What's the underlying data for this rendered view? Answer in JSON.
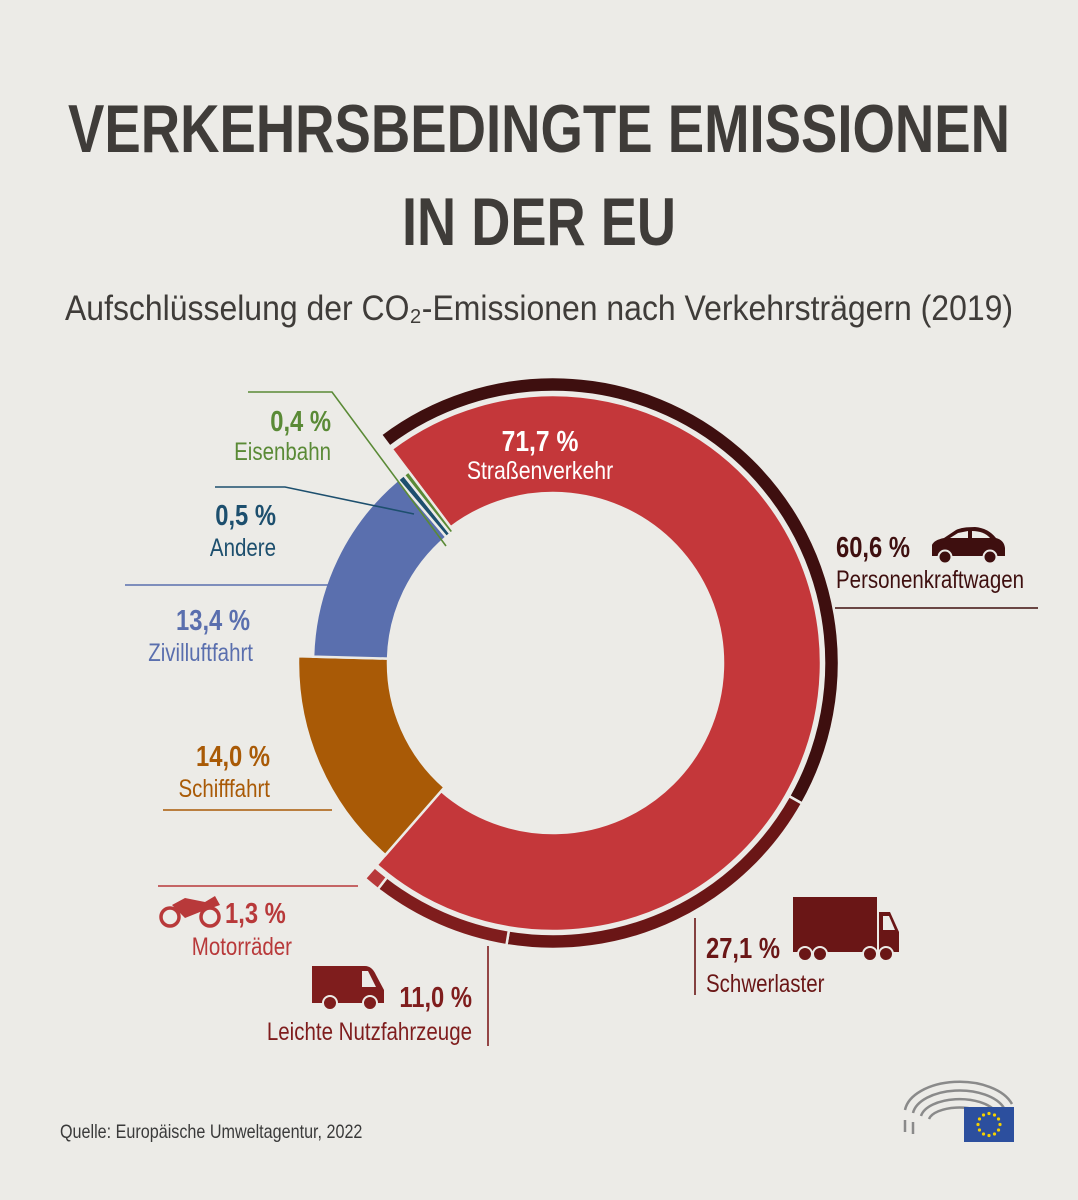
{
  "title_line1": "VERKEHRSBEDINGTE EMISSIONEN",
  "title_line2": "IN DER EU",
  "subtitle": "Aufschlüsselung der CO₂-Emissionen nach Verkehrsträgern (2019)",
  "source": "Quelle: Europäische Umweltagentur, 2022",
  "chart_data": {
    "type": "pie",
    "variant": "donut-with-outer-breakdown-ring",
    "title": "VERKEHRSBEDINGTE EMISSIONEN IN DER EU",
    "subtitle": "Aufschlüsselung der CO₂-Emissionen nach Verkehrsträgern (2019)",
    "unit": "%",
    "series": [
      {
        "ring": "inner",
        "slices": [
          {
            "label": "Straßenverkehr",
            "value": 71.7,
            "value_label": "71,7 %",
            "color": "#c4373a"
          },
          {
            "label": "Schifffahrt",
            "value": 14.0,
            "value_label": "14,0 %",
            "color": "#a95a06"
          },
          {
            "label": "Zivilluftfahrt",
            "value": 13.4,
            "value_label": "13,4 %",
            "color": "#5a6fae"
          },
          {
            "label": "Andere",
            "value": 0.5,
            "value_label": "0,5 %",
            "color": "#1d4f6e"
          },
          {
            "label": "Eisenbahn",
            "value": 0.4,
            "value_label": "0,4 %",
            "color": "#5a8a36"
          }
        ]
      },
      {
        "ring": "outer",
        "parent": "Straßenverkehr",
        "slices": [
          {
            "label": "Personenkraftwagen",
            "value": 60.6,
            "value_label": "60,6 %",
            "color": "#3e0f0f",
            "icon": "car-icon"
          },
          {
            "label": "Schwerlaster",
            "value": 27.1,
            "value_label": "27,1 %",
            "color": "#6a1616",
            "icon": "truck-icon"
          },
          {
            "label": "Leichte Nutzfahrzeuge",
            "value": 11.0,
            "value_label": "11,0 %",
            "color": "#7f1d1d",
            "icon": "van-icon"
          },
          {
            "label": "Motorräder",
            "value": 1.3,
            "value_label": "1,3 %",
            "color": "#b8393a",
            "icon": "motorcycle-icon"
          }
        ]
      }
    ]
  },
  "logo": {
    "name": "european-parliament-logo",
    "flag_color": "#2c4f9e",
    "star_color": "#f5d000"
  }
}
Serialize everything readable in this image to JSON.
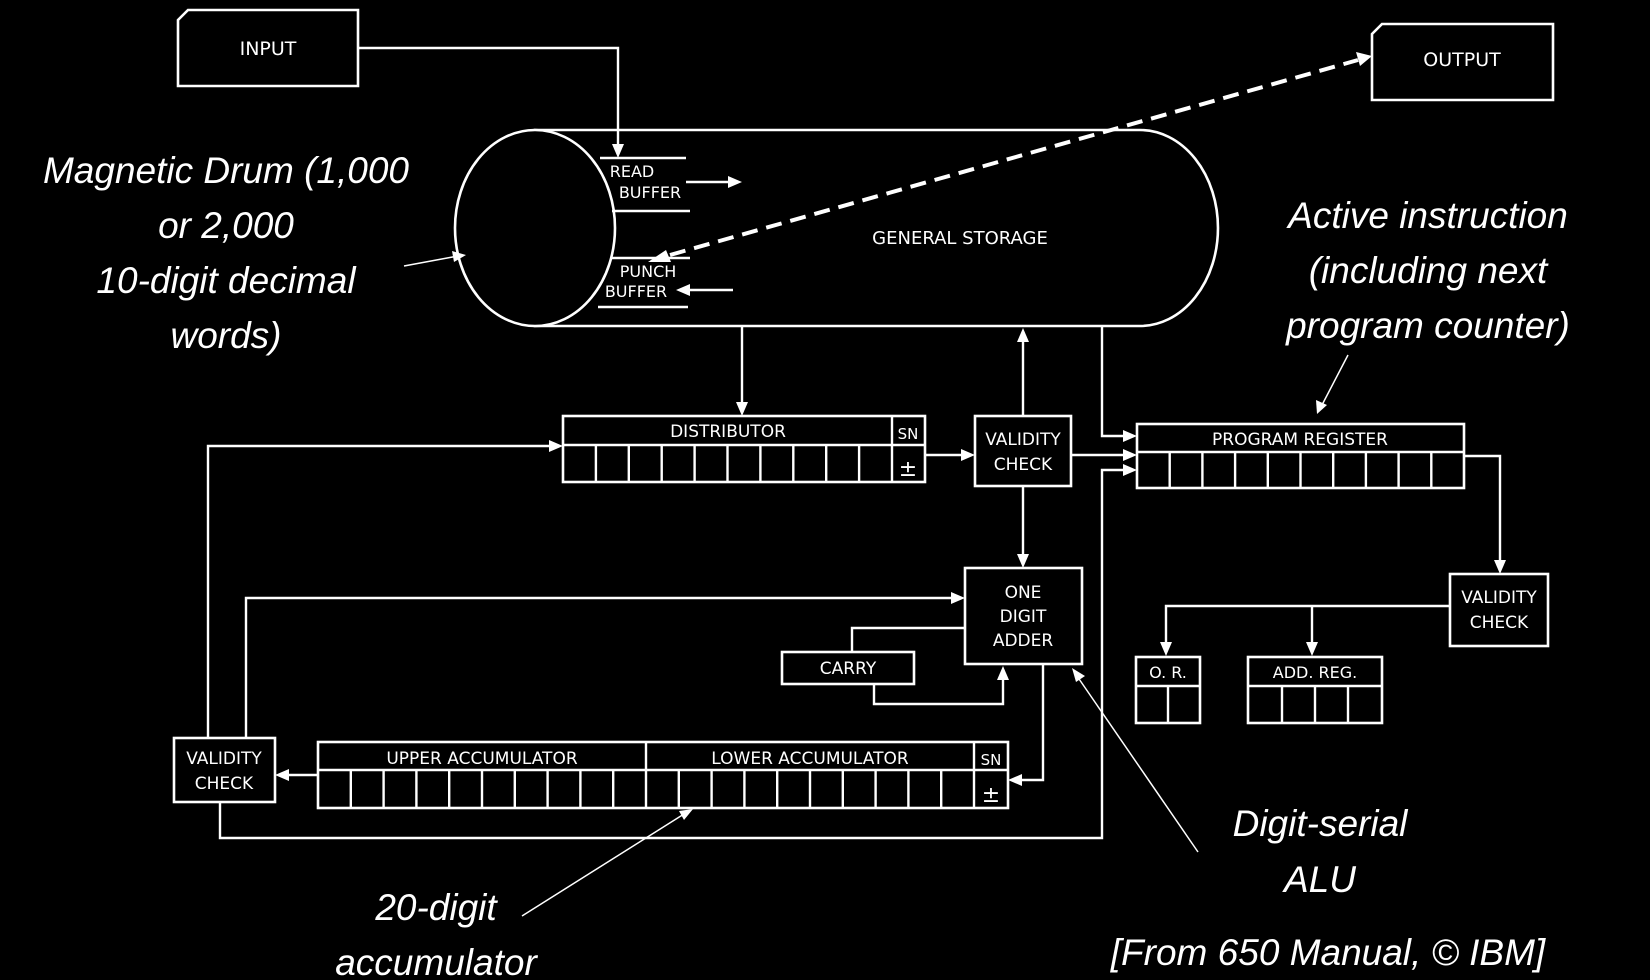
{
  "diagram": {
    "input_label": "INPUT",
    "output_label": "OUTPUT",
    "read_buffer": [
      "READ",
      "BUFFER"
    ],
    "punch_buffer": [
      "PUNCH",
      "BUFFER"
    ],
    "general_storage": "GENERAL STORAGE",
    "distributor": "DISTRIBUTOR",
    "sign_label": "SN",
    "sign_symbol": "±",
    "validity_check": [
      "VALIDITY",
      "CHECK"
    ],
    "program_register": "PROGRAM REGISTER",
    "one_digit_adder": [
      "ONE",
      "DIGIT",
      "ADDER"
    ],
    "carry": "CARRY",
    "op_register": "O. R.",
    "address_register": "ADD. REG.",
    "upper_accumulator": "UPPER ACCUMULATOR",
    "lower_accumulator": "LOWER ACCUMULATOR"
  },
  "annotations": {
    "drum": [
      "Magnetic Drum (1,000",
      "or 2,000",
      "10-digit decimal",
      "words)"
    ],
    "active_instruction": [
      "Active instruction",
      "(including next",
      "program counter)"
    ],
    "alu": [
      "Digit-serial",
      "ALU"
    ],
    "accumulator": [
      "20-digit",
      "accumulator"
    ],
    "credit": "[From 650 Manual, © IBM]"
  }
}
+ + + +
Reproduce the material above verbatim; omit every picture.

Answer in full
What's the underlying data for this rendered view? Answer in JSON.
{
  "title_line1": "VERKEHRSBEDINGTE EMISSIONEN",
  "title_line2": "IN DER EU",
  "subtitle": "Aufschlüsselung der CO₂-Emissionen nach Verkehrsträgern (2019)",
  "source": "Quelle: Europäische Umweltagentur, 2022",
  "chart_data": {
    "type": "pie",
    "variant": "donut-with-outer-breakdown-ring",
    "title": "VERKEHRSBEDINGTE EMISSIONEN IN DER EU",
    "subtitle": "Aufschlüsselung der CO₂-Emissionen nach Verkehrsträgern (2019)",
    "unit": "%",
    "series": [
      {
        "ring": "inner",
        "slices": [
          {
            "label": "Straßenverkehr",
            "value": 71.7,
            "value_label": "71,7 %",
            "color": "#c4373a"
          },
          {
            "label": "Schifffahrt",
            "value": 14.0,
            "value_label": "14,0 %",
            "color": "#a95a06"
          },
          {
            "label": "Zivilluftfahrt",
            "value": 13.4,
            "value_label": "13,4 %",
            "color": "#5a6fae"
          },
          {
            "label": "Andere",
            "value": 0.5,
            "value_label": "0,5 %",
            "color": "#1d4f6e"
          },
          {
            "label": "Eisenbahn",
            "value": 0.4,
            "value_label": "0,4 %",
            "color": "#5a8a36"
          }
        ]
      },
      {
        "ring": "outer",
        "parent": "Straßenverkehr",
        "slices": [
          {
            "label": "Personenkraftwagen",
            "value": 60.6,
            "value_label": "60,6 %",
            "color": "#3e0f0f",
            "icon": "car-icon"
          },
          {
            "label": "Schwerlaster",
            "value": 27.1,
            "value_label": "27,1 %",
            "color": "#6a1616",
            "icon": "truck-icon"
          },
          {
            "label": "Leichte Nutzfahrzeuge",
            "value": 11.0,
            "value_label": "11,0 %",
            "color": "#7f1d1d",
            "icon": "van-icon"
          },
          {
            "label": "Motorräder",
            "value": 1.3,
            "value_label": "1,3 %",
            "color": "#b8393a",
            "icon": "motorcycle-icon"
          }
        ]
      }
    ]
  },
  "logo": {
    "name": "european-parliament-logo",
    "flag_color": "#2c4f9e",
    "star_color": "#f5d000"
  }
}
Serialize everything readable in this image to JSON.
{
  "diagram": {
    "input_label": "INPUT",
    "output_label": "OUTPUT",
    "read_buffer": [
      "READ",
      "BUFFER"
    ],
    "punch_buffer": [
      "PUNCH",
      "BUFFER"
    ],
    "general_storage": "GENERAL STORAGE",
    "distributor": "DISTRIBUTOR",
    "sign_label": "SN",
    "sign_symbol": "±",
    "validity_check": [
      "VALIDITY",
      "CHECK"
    ],
    "program_register": "PROGRAM REGISTER",
    "one_digit_adder": [
      "ONE",
      "DIGIT",
      "ADDER"
    ],
    "carry": "CARRY",
    "op_register": "O. R.",
    "address_register": "ADD. REG.",
    "upper_accumulator": "UPPER ACCUMULATOR",
    "lower_accumulator": "LOWER ACCUMULATOR"
  },
  "annotations": {
    "drum": [
      "Magnetic Drum (1,000",
      "or 2,000",
      "10-digit decimal",
      "words)"
    ],
    "active_instruction": [
      "Active instruction",
      "(including next",
      "program counter)"
    ],
    "alu": [
      "Digit-serial",
      "ALU"
    ],
    "accumulator": [
      "20-digit",
      "accumulator"
    ],
    "credit": "[From 650 Manual, © IBM]"
  }
}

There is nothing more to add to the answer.